[WHAT IS REQUIRED] Leave out the pictures and copy the remaining records exactly.

[Stored items]

* begin *

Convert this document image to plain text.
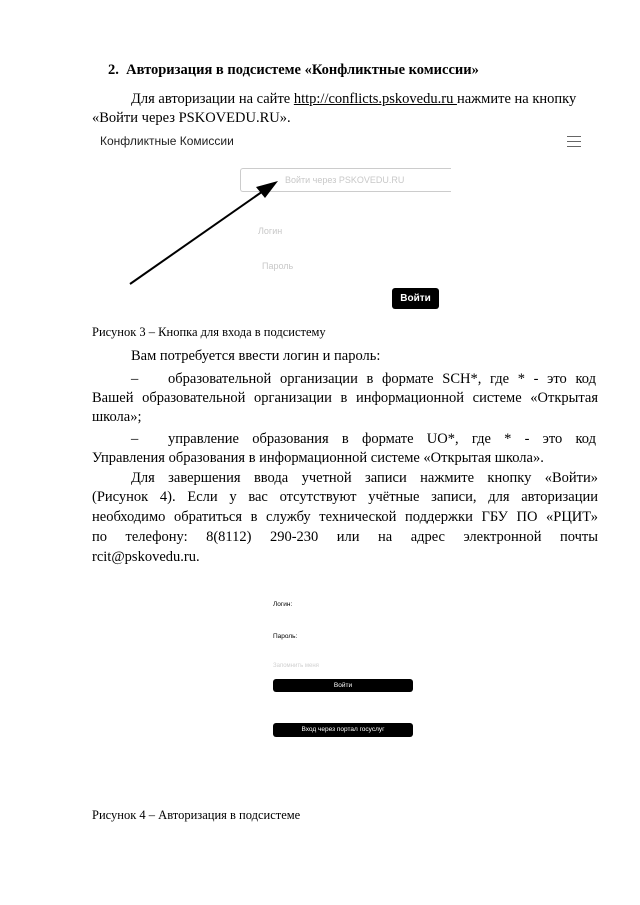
2. Авторизация в подсистеме «Конфликтные комиссии»
Для авторизации на сайте http://conflicts.pskovedu.ru нажмите на кнопку
«Войти через PSKOVEDU.RU».
Конфликтные Комиссии
Войти через PSKOVEDU.RU
Логин
Пароль
Войти
Рисунок 3 – Кнопка для входа в подсистему
Вам потребуется ввести логин и пароль:
– образовательной организации в формате SCH*, где * - это код
Вашей образовательной организации в информационной системе «Открытая
школа»;
– управление образования в формате UO*, где * - это код
Управления образования в информационной системе «Открытая школа».
Для завершения ввода учетной записи нажмите кнопку «Войти»
(Рисунок 4). Если у вас отсутствуют учётные записи, для авторизации
необходимо обратиться в службу технической поддержки ГБУ ПО «РЦИТ»
по телефону: 8(8112) 290-230 или на адрес электронной почты
rcit@pskovedu.ru.
Логин:
Пароль:
Запомнить меня
Войти
Вход через портал госуслуг
Рисунок 4 – Авторизация в подсистеме
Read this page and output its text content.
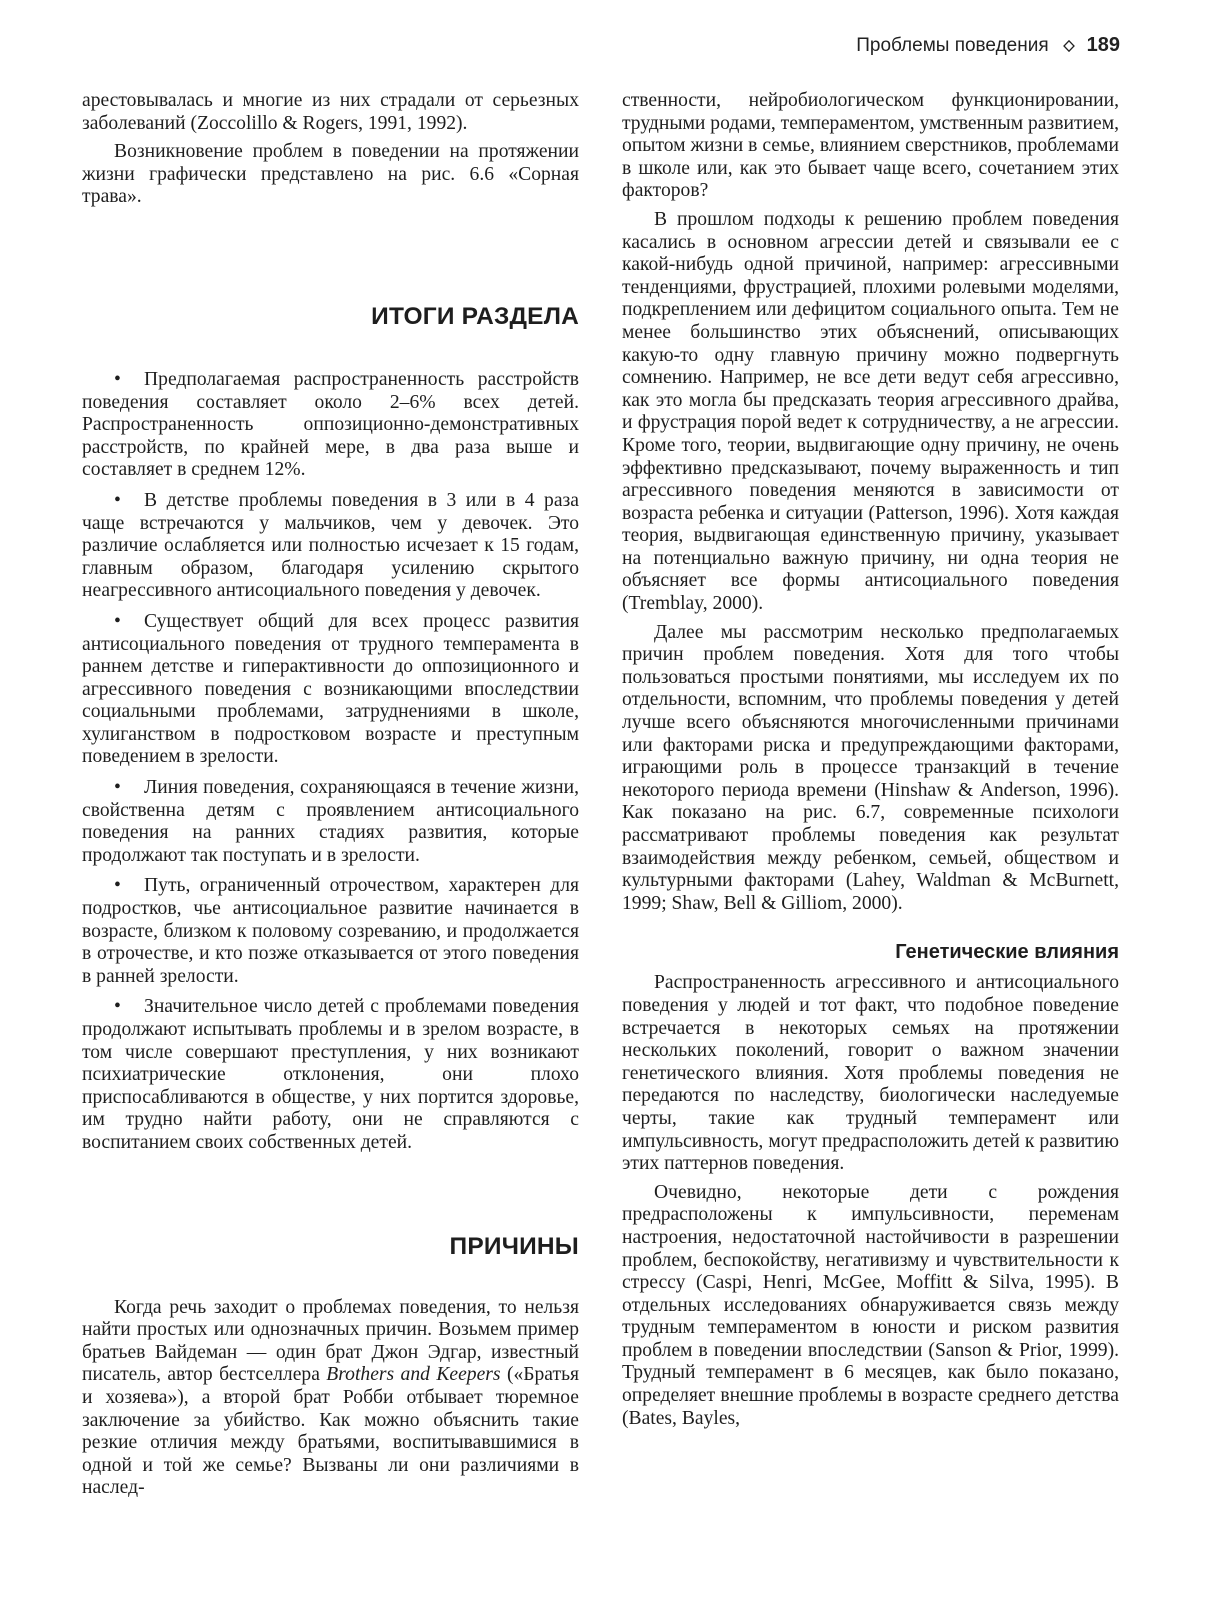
Проблемы поведения 189

арестовывалась и многие из них страдали от серьезных заболеваний (Zoccolillo & Rogers, 1991, 1992).

Возникновение проблем в поведении на протяжении жизни графически представлено на рис. 6.6 «Сорная трава».

ИТОГИ РАЗДЕЛА
• Предполагаемая распространенность расстройств поведения составляет около 2–6% всех детей. Распространенность оппозиционно-демонстративных расстройств, по крайней мере, в два раза выше и составляет в среднем 12%.
• В детстве проблемы поведения в 3 или в 4 раза чаще встречаются у мальчиков, чем у девочек. Это различие ослабляется или полностью исчезает к 15 годам, главным образом, благодаря усилению скрытого неагрессивного антисоциального поведения у девочек.
• Существует общий для всех процесс развития антисоциального поведения от трудного темперамента в раннем детстве и гиперактивности до оппозиционного и агрессивного поведения с возникающими впоследствии социальными проблемами, затруднениями в школе, хулиганством в подростковом возрасте и преступным поведением в зрелости.
• Линия поведения, сохраняющаяся в течение жизни, свойственна детям с проявлением антисоциального поведения на ранних стадиях развития, которые продолжают так поступать и в зрелости.
• Путь, ограниченный отрочеством, характерен для подростков, чье антисоциальное развитие начинается в возрасте, близком к половому созреванию, и продолжается в отрочестве, и кто позже отказывается от этого поведения в ранней зрелости.
• Значительное число детей с проблемами поведения продолжают испытывать проблемы и в зрелом возрасте, в том числе совершают преступления, у них возникают психиатрические отклонения, они плохо приспосабливаются в обществе, у них портится здоровье, им трудно найти работу, они не справляются с воспитанием своих собственных детей.
ПРИЧИНЫ

Когда речь заходит о проблемах поведения, то нельзя найти простых или однозначных причин. Возьмем пример братьев Вайдеман — один брат Джон Эдгар, известный писатель, автор бестселлера Brothers and Keepers («Братья и хозяева»), а второй брат Робби отбывает тюремное заключение за убийство. Как можно объяснить такие резкие отличия между братьями, воспитывавшимися в одной и той же семье? Вызваны ли они различиями в наслед-

ственности, нейробиологическом функционировании, трудными родами, темпераментом, умственным развитием, опытом жизни в семье, влиянием сверстников, проблемами в школе или, как это бывает чаще всего, сочетанием этих факторов?

В прошлом подходы к решению проблем поведения касались в основном агрессии детей и связывали ее с какой-нибудь одной причиной, например: агрессивными тенденциями, фрустрацией, плохими ролевыми моделями, подкреплением или дефицитом социального опыта. Тем не менее большинство этих объяснений, описывающих какую-то одну главную причину можно подвергнуть сомнению. Например, не все дети ведут себя агрессивно, как это могла бы предсказать теория агрессивного драйва, и фрустрация порой ведет к сотрудничеству, а не агрессии. Кроме того, теории, выдвигающие одну причину, не очень эффективно предсказывают, почему выраженность и тип агрессивного поведения меняются в зависимости от возраста ребенка и ситуации (Patterson, 1996). Хотя каждая теория, выдвигающая единственную причину, указывает на потенциально важную причину, ни одна теория не объясняет все формы антисоциального поведения (Tremblay, 2000).

Далее мы рассмотрим несколько предполагаемых причин проблем поведения. Хотя для того чтобы пользоваться простыми понятиями, мы исследуем их по отдельности, вспомним, что проблемы поведения у детей лучше всего объясняются многочисленными причинами или факторами риска и предупреждающими факторами, играющими роль в процессе транзакций в течение некоторого периода времени (Hinshaw & Anderson, 1996). Как показано на рис. 6.7, современные психологи рассматривают проблемы поведения как результат взаимодействия между ребенком, семьей, обществом и культурными факторами (Lahey, Waldman & McBurnett, 1999; Shaw, Bell & Gilliom, 2000).

Генетические влияния

Распространенность агрессивного и антисоциального поведения у людей и тот факт, что подобное поведение встречается в некоторых семьях на протяжении нескольких поколений, говорит о важном значении генетического влияния. Хотя проблемы поведения не передаются по наследству, биологически наследуемые черты, такие как трудный темперамент или импульсивность, могут предрасположить детей к развитию этих паттернов поведения.

Очевидно, некоторые дети с рождения предрасположены к импульсивности, переменам настроения, недостаточной настойчивости в разрешении проблем, беспокойству, негативизму и чувствительности к стрессу (Caspi, Henri, McGee, Moffitt & Silva, 1995). В отдельных исследованиях обнаруживается связь между трудным темпераментом в юности и риском развития проблем в поведении впоследствии (Sanson & Prior, 1999). Трудный темперамент в 6 месяцев, как было показано, определяет внешние проблемы в возрасте среднего детства (Bates, Bayles,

* end *

[FULL OUTPUT]
Convert this document image to plain text.
2. Авторизация в подсистеме «Конфликтные комиссии»
Для авторизации на сайте http://conflicts.pskovedu.ru нажмите на кнопку
«Войти через PSKOVEDU.RU».
Конфликтные Комиссии
Войти через PSKOVEDU.RU
Логин
Пароль
Войти
Рисунок 3 – Кнопка для входа в подсистему
Вам потребуется ввести логин и пароль:
– образовательной организации в формате SCH*, где * - это код
Вашей образовательной организации в информационной системе «Открытая
школа»;
– управление образования в формате UO*, где * - это код
Управления образования в информационной системе «Открытая школа».
Для завершения ввода учетной записи нажмите кнопку «Войти»
(Рисунок 4). Если у вас отсутствуют учётные записи, для авторизации
необходимо обратиться в службу технической поддержки ГБУ ПО «РЦИТ»
по телефону: 8(8112) 290-230 или на адрес электронной почты
rcit@pskovedu.ru.
Логин:
Пароль:
Запомнить меня
Войти
Вход через портал госуслуг
Рисунок 4 – Авторизация в подсистеме
Read this page and output its text content.
Проблемы поведения 189

арестовывалась и многие из них страдали от серьезных заболеваний (Zoccolillo & Rogers, 1991, 1992).

Возникновение проблем в поведении на протяжении жизни графически представлено на рис. 6.6 «Сорная трава».

ИТОГИ РАЗДЕЛА
• Предполагаемая распространенность расстройств поведения составляет около 2–6% всех детей. Распространенность оппозиционно-демонстративных расстройств, по крайней мере, в два раза выше и составляет в среднем 12%.
• В детстве проблемы поведения в 3 или в 4 раза чаще встречаются у мальчиков, чем у девочек. Это различие ослабляется или полностью исчезает к 15 годам, главным образом, благодаря усилению скрытого неагрессивного антисоциального поведения у девочек.
• Существует общий для всех процесс развития антисоциального поведения от трудного темперамента в раннем детстве и гиперактивности до оппозиционного и агрессивного поведения с возникающими впоследствии социальными проблемами, затруднениями в школе, хулиганством в подростковом возрасте и преступным поведением в зрелости.
• Линия поведения, сохраняющаяся в течение жизни, свойственна детям с проявлением антисоциального поведения на ранних стадиях развития, которые продолжают так поступать и в зрелости.
• Путь, ограниченный отрочеством, характерен для подростков, чье антисоциальное развитие начинается в возрасте, близком к половому созреванию, и продолжается в отрочестве, и кто позже отказывается от этого поведения в ранней зрелости.
• Значительное число детей с проблемами поведения продолжают испытывать проблемы и в зрелом возрасте, в том числе совершают преступления, у них возникают психиатрические отклонения, они плохо приспосабливаются в обществе, у них портится здоровье, им трудно найти работу, они не справляются с воспитанием своих собственных детей.
ПРИЧИНЫ

Когда речь заходит о проблемах поведения, то нельзя найти простых или однозначных причин. Возьмем пример братьев Вайдеман — один брат Джон Эдгар, известный писатель, автор бестселлера Brothers and Keepers («Братья и хозяева»), а второй брат Робби отбывает тюремное заключение за убийство. Как можно объяснить такие резкие отличия между братьями, воспитывавшимися в одной и той же семье? Вызваны ли они различиями в наслед-

ственности, нейробиологическом функционировании, трудными родами, темпераментом, умственным развитием, опытом жизни в семье, влиянием сверстников, проблемами в школе или, как это бывает чаще всего, сочетанием этих факторов?

В прошлом подходы к решению проблем поведения касались в основном агрессии детей и связывали ее с какой-нибудь одной причиной, например: агрессивными тенденциями, фрустрацией, плохими ролевыми моделями, подкреплением или дефицитом социального опыта. Тем не менее большинство этих объяснений, описывающих какую-то одну главную причину можно подвергнуть сомнению. Например, не все дети ведут себя агрессивно, как это могла бы предсказать теория агрессивного драйва, и фрустрация порой ведет к сотрудничеству, а не агрессии. Кроме того, теории, выдвигающие одну причину, не очень эффективно предсказывают, почему выраженность и тип агрессивного поведения меняются в зависимости от возраста ребенка и ситуации (Patterson, 1996). Хотя каждая теория, выдвигающая единственную причину, указывает на потенциально важную причину, ни одна теория не объясняет все формы антисоциального поведения (Tremblay, 2000).

Далее мы рассмотрим несколько предполагаемых причин проблем поведения. Хотя для того чтобы пользоваться простыми понятиями, мы исследуем их по отдельности, вспомним, что проблемы поведения у детей лучше всего объясняются многочисленными причинами или факторами риска и предупреждающими факторами, играющими роль в процессе транзакций в течение некоторого периода времени (Hinshaw & Anderson, 1996). Как показано на рис. 6.7, современные психологи рассматривают проблемы поведения как результат взаимодействия между ребенком, семьей, обществом и культурными факторами (Lahey, Waldman & McBurnett, 1999; Shaw, Bell & Gilliom, 2000).

Генетические влияния

Распространенность агрессивного и антисоциального поведения у людей и тот факт, что подобное поведение встречается в некоторых семьях на протяжении нескольких поколений, говорит о важном значении генетического влияния. Хотя проблемы поведения не передаются по наследству, биологически наследуемые черты, такие как трудный темперамент или импульсивность, могут предрасположить детей к развитию этих паттернов поведения.

Очевидно, некоторые дети с рождения предрасположены к импульсивности, переменам настроения, недостаточной настойчивости в разрешении проблем, беспокойству, негативизму и чувствительности к стрессу (Caspi, Henri, McGee, Moffitt & Silva, 1995). В отдельных исследованиях обнаруживается связь между трудным темпераментом в юности и риском развития проблем в поведении впоследствии (Sanson & Prior, 1999). Трудный темперамент в 6 месяцев, как было показано, определяет внешние проблемы в возрасте среднего детства (Bates, Bayles,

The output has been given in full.